(Data excerpts)
◆ ◆ ◆ ◆ ◆ ◆ ◆

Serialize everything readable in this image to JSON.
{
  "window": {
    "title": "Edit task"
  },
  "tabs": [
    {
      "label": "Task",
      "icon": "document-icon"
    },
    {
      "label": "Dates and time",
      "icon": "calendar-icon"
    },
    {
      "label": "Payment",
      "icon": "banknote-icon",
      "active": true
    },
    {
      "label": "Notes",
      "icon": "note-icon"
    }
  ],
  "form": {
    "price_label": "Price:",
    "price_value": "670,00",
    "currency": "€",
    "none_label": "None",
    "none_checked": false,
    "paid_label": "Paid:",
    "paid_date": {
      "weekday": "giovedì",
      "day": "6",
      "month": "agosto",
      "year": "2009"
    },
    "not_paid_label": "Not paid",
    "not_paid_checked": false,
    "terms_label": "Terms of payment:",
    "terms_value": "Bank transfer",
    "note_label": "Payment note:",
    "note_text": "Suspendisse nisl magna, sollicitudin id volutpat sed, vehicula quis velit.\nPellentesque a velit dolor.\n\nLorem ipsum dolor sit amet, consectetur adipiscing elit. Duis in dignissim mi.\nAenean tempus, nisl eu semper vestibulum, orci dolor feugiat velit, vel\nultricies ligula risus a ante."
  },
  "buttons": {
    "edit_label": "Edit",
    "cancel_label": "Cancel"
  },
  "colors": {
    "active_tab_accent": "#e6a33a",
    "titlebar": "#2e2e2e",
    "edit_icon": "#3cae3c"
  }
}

◆ ◆ ◆ ◆ ◆ ◆ ◆

> **What you need to do**
Each line of the material must be restated exactly.

> **Solution for this exercise**
Serialize everything readable in this image to JSON.
{
  "window": {
    "title": "Edit task"
  },
  "tabs": [
    {
      "label": "Task",
      "icon": "document-icon"
    },
    {
      "label": "Dates and time",
      "icon": "calendar-icon"
    },
    {
      "label": "Payment",
      "icon": "banknote-icon",
      "active": true
    },
    {
      "label": "Notes",
      "icon": "note-icon"
    }
  ],
  "form": {
    "price_label": "Price:",
    "price_value": "670,00",
    "currency": "€",
    "none_label": "None",
    "none_checked": false,
    "paid_label": "Paid:",
    "paid_date": {
      "weekday": "giovedì",
      "day": "6",
      "month": "agosto",
      "year": "2009"
    },
    "not_paid_label": "Not paid",
    "not_paid_checked": false,
    "terms_label": "Terms of payment:",
    "terms_value": "Bank transfer",
    "note_label": "Payment note:",
    "note_text": "Suspendisse nisl magna, sollicitudin id volutpat sed, vehicula quis velit.\nPellentesque a velit dolor.\n\nLorem ipsum dolor sit amet, consectetur adipiscing elit. Duis in dignissim mi.\nAenean tempus, nisl eu semper vestibulum, orci dolor feugiat velit, vel\nultricies ligula risus a ante."
  },
  "buttons": {
    "edit_label": "Edit",
    "cancel_label": "Cancel"
  },
  "colors": {
    "active_tab_accent": "#e6a33a",
    "titlebar": "#2e2e2e",
    "edit_icon": "#3cae3c"
  }
}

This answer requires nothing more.